◆ Rows:
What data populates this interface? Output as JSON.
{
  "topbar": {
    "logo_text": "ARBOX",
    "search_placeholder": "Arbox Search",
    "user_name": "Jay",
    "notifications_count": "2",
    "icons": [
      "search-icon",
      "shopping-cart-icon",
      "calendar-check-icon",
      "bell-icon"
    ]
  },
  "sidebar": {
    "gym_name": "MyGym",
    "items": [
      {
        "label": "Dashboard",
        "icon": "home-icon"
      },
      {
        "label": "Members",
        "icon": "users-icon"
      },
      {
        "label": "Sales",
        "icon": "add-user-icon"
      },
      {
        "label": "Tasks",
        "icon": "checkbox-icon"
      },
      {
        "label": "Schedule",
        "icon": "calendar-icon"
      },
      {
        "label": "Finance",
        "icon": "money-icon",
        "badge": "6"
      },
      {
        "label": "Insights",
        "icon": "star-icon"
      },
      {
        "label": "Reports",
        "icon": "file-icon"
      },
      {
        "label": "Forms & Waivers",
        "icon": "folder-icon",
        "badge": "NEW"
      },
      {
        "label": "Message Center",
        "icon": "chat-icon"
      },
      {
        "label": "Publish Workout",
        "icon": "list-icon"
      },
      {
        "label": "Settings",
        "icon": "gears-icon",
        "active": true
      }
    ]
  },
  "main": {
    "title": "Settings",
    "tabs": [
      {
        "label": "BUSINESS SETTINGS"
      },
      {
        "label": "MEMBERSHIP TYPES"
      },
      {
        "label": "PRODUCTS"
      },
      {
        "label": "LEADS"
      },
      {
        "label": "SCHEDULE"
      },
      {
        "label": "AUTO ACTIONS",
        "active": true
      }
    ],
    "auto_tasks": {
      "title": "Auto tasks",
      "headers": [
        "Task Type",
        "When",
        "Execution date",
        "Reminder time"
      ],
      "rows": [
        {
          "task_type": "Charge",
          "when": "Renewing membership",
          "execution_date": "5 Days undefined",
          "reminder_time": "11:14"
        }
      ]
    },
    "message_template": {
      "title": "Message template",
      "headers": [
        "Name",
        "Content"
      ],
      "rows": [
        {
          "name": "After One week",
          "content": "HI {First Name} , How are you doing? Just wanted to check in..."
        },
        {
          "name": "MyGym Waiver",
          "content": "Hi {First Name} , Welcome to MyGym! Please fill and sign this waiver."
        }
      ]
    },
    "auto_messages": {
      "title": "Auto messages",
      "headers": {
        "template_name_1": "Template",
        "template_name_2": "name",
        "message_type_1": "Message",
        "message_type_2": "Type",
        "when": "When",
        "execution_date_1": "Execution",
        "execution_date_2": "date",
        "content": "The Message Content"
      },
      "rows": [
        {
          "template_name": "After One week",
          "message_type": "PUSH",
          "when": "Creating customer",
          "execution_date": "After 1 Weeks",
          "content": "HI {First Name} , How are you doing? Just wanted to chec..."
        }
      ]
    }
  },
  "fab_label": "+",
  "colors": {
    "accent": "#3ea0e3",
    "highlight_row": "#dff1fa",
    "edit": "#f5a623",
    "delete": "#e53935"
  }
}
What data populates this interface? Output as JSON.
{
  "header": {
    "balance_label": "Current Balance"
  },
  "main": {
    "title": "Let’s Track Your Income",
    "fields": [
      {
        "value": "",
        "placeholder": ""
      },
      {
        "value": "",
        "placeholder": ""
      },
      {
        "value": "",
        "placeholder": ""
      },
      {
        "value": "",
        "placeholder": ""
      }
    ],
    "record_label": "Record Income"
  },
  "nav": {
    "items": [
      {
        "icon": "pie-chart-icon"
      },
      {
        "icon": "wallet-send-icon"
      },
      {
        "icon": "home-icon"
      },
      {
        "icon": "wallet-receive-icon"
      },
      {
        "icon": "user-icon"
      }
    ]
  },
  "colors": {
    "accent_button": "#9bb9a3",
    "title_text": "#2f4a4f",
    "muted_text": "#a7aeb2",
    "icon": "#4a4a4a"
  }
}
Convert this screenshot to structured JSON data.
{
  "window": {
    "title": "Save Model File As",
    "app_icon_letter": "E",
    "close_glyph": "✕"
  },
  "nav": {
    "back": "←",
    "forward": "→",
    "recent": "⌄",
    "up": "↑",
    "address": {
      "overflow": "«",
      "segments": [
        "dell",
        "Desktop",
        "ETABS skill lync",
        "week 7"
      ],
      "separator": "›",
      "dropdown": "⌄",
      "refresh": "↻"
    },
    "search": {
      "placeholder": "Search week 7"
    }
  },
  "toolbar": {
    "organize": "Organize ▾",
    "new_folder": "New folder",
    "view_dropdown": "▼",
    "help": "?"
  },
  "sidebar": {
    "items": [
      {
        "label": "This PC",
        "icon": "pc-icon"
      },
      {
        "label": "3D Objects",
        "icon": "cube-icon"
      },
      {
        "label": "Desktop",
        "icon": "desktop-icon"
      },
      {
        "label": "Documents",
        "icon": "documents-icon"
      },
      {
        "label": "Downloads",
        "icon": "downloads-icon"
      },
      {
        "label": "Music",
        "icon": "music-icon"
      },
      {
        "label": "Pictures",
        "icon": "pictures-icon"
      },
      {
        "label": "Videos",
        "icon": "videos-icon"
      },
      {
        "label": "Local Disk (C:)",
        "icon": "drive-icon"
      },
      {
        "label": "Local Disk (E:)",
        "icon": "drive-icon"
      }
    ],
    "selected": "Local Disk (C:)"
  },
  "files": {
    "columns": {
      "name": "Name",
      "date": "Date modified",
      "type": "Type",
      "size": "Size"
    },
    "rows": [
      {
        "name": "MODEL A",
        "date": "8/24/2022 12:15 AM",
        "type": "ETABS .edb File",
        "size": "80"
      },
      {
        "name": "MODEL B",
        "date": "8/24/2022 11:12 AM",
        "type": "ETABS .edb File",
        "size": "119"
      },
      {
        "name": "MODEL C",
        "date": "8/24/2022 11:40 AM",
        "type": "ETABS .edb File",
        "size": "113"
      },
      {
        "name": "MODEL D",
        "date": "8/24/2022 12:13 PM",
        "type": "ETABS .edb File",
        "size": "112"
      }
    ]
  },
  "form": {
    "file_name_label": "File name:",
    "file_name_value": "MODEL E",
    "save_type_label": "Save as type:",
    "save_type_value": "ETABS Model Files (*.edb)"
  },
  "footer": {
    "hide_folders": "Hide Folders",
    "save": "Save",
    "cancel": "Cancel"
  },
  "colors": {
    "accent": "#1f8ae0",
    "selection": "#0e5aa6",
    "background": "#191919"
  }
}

◆ Requirements:
Check each line of the records for "wallet" and copy the ones that contain it.

◆ The output:
        "icon": "wallet-send-icon"
        "icon": "wallet-receive-icon"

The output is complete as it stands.